>> Start Data supplied

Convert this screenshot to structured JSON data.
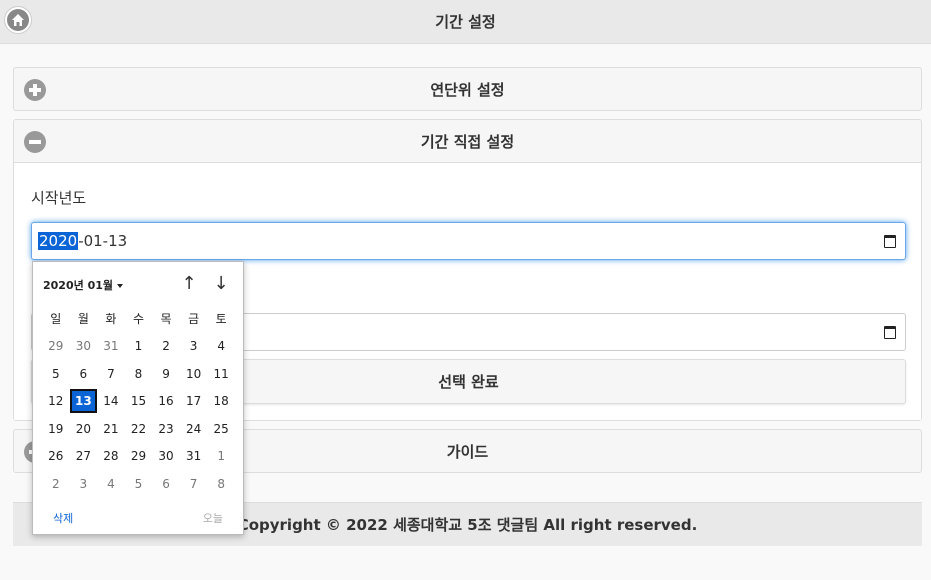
{
  "header": {
    "title": "기간 설정",
    "home_icon": "home-icon"
  },
  "sections": {
    "yearly": {
      "title": "연단위 설정"
    },
    "period": {
      "title": "기간 직접 설정",
      "start_label": "시작년도",
      "start_value_year": "2020",
      "start_value_rest": "-01-13",
      "done_label": "선택 완료"
    },
    "guide": {
      "title": "가이드"
    }
  },
  "footer": {
    "text": "Copyright © 2022 세종대학교 5조 댓글팀 All right reserved."
  },
  "calendar": {
    "month_label": "2020년 01월",
    "up_label": "↑",
    "down_label": "↓",
    "weekdays": [
      "일",
      "월",
      "화",
      "수",
      "목",
      "금",
      "토"
    ],
    "weeks": [
      [
        "29",
        "30",
        "31",
        "1",
        "2",
        "3",
        "4"
      ],
      [
        "5",
        "6",
        "7",
        "8",
        "9",
        "10",
        "11"
      ],
      [
        "12",
        "13",
        "14",
        "15",
        "16",
        "17",
        "18"
      ],
      [
        "19",
        "20",
        "21",
        "22",
        "23",
        "24",
        "25"
      ],
      [
        "26",
        "27",
        "28",
        "29",
        "30",
        "31",
        "1"
      ],
      [
        "2",
        "3",
        "4",
        "5",
        "6",
        "7",
        "8"
      ]
    ],
    "selected_day": "13",
    "clear_label": "삭제",
    "today_label": "오늘",
    "accent_color": "#0a64d6"
  }
}
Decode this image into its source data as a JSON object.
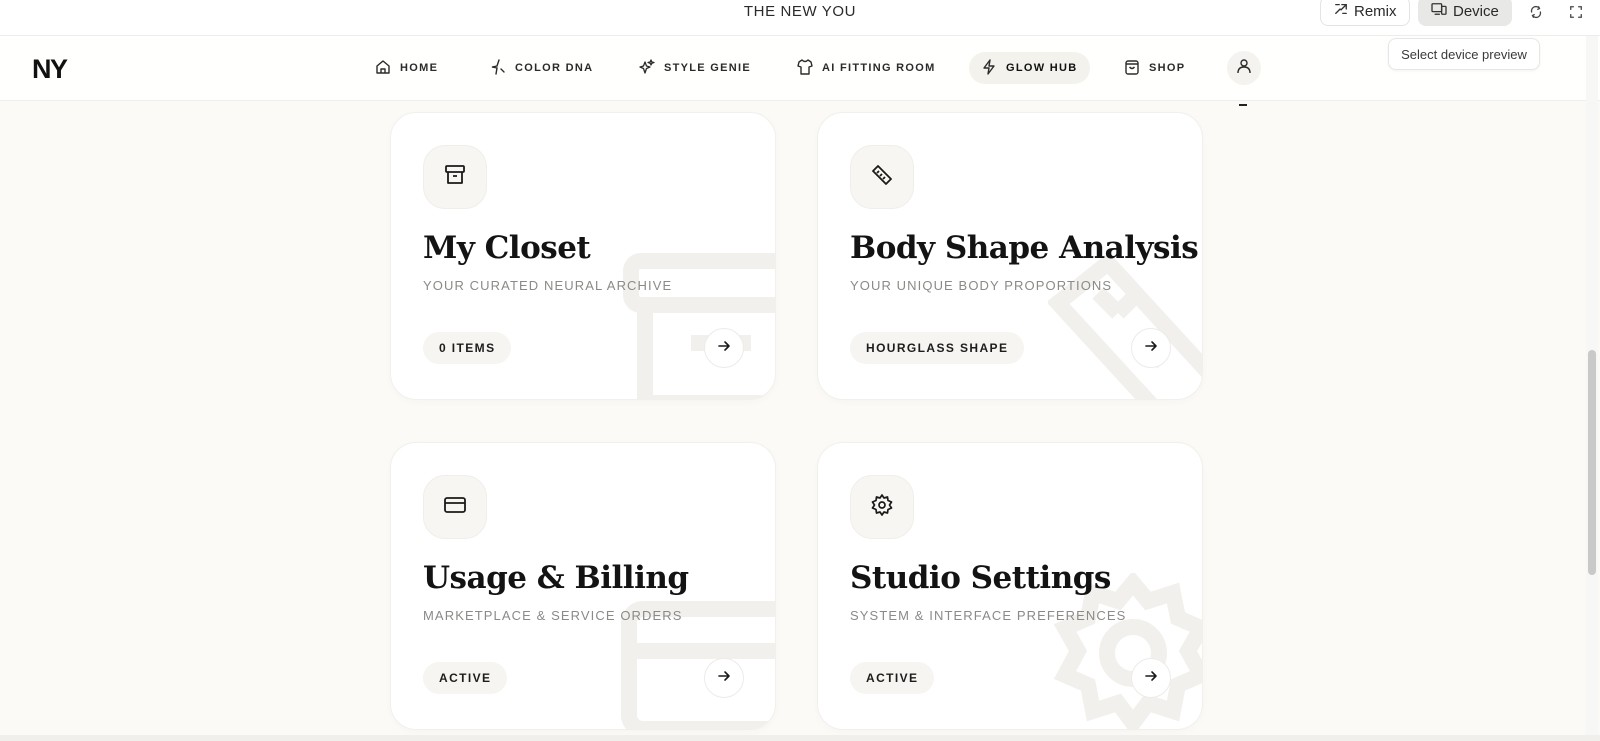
{
  "topbar": {
    "title": "THE NEW YOU",
    "remix_label": "Remix",
    "device_label": "Device",
    "tooltip": "Select device preview"
  },
  "nav": {
    "logo": "NY",
    "items": [
      {
        "label": "HOME",
        "icon": "home-icon"
      },
      {
        "label": "COLOR DNA",
        "icon": "sparkle-icon"
      },
      {
        "label": "STYLE GENIE",
        "icon": "stars-icon"
      },
      {
        "label": "AI FITTING ROOM",
        "icon": "shirt-icon"
      },
      {
        "label": "GLOW HUB",
        "icon": "lightning-icon",
        "active": true
      },
      {
        "label": "SHOP",
        "icon": "bag-icon"
      }
    ],
    "profile_icon": "user-icon"
  },
  "cards": [
    {
      "title": "My Closet",
      "subtitle": "YOUR CURATED NEURAL ARCHIVE",
      "badge": "0 ITEMS",
      "icon": "archive-icon"
    },
    {
      "title": "Body Shape Analysis",
      "subtitle": "YOUR UNIQUE BODY PROPORTIONS",
      "badge": "HOURGLASS SHAPE",
      "icon": "ruler-icon"
    },
    {
      "title": "Usage & Billing",
      "subtitle": "MARKETPLACE & SERVICE ORDERS",
      "badge": "ACTIVE",
      "icon": "credit-card-icon"
    },
    {
      "title": "Studio Settings",
      "subtitle": "SYSTEM & INTERFACE PREFERENCES",
      "badge": "ACTIVE",
      "icon": "gear-icon"
    }
  ],
  "colors": {
    "background": "#fbfaf6",
    "card": "#ffffff",
    "text": "#131313",
    "muted": "#8a8a86",
    "active_nav": "#f3f2ed"
  }
}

>> End Data supplied

Quote each line of the listing exactly, but leave the pictures out.

Convert this screenshot to structured JSON data.
{
  "header": {
    "title": "기간 설정",
    "home_icon": "home-icon"
  },
  "sections": {
    "yearly": {
      "title": "연단위 설정"
    },
    "period": {
      "title": "기간 직접 설정",
      "start_label": "시작년도",
      "start_value_year": "2020",
      "start_value_rest": "-01-13",
      "done_label": "선택 완료"
    },
    "guide": {
      "title": "가이드"
    }
  },
  "footer": {
    "text": "Copyright © 2022 세종대학교 5조 댓글팀 All right reserved."
  },
  "calendar": {
    "month_label": "2020년 01월",
    "up_label": "↑",
    "down_label": "↓",
    "weekdays": [
      "일",
      "월",
      "화",
      "수",
      "목",
      "금",
      "토"
    ],
    "weeks": [
      [
        "29",
        "30",
        "31",
        "1",
        "2",
        "3",
        "4"
      ],
      [
        "5",
        "6",
        "7",
        "8",
        "9",
        "10",
        "11"
      ],
      [
        "12",
        "13",
        "14",
        "15",
        "16",
        "17",
        "18"
      ],
      [
        "19",
        "20",
        "21",
        "22",
        "23",
        "24",
        "25"
      ],
      [
        "26",
        "27",
        "28",
        "29",
        "30",
        "31",
        "1"
      ],
      [
        "2",
        "3",
        "4",
        "5",
        "6",
        "7",
        "8"
      ]
    ],
    "selected_day": "13",
    "clear_label": "삭제",
    "today_label": "오늘",
    "accent_color": "#0a64d6"
  }
}
Decode this image into its source data as a JSON object.
{
  "topbar": {
    "title": "THE NEW YOU",
    "remix_label": "Remix",
    "device_label": "Device",
    "tooltip": "Select device preview"
  },
  "nav": {
    "logo": "NY",
    "items": [
      {
        "label": "HOME",
        "icon": "home-icon"
      },
      {
        "label": "COLOR DNA",
        "icon": "sparkle-icon"
      },
      {
        "label": "STYLE GENIE",
        "icon": "stars-icon"
      },
      {
        "label": "AI FITTING ROOM",
        "icon": "shirt-icon"
      },
      {
        "label": "GLOW HUB",
        "icon": "lightning-icon",
        "active": true
      },
      {
        "label": "SHOP",
        "icon": "bag-icon"
      }
    ],
    "profile_icon": "user-icon"
  },
  "cards": [
    {
      "title": "My Closet",
      "subtitle": "YOUR CURATED NEURAL ARCHIVE",
      "badge": "0 ITEMS",
      "icon": "archive-icon"
    },
    {
      "title": "Body Shape Analysis",
      "subtitle": "YOUR UNIQUE BODY PROPORTIONS",
      "badge": "HOURGLASS SHAPE",
      "icon": "ruler-icon"
    },
    {
      "title": "Usage & Billing",
      "subtitle": "MARKETPLACE & SERVICE ORDERS",
      "badge": "ACTIVE",
      "icon": "credit-card-icon"
    },
    {
      "title": "Studio Settings",
      "subtitle": "SYSTEM & INTERFACE PREFERENCES",
      "badge": "ACTIVE",
      "icon": "gear-icon"
    }
  ],
  "colors": {
    "background": "#fbfaf6",
    "card": "#ffffff",
    "text": "#131313",
    "muted": "#8a8a86",
    "active_nav": "#f3f2ed"
  }
}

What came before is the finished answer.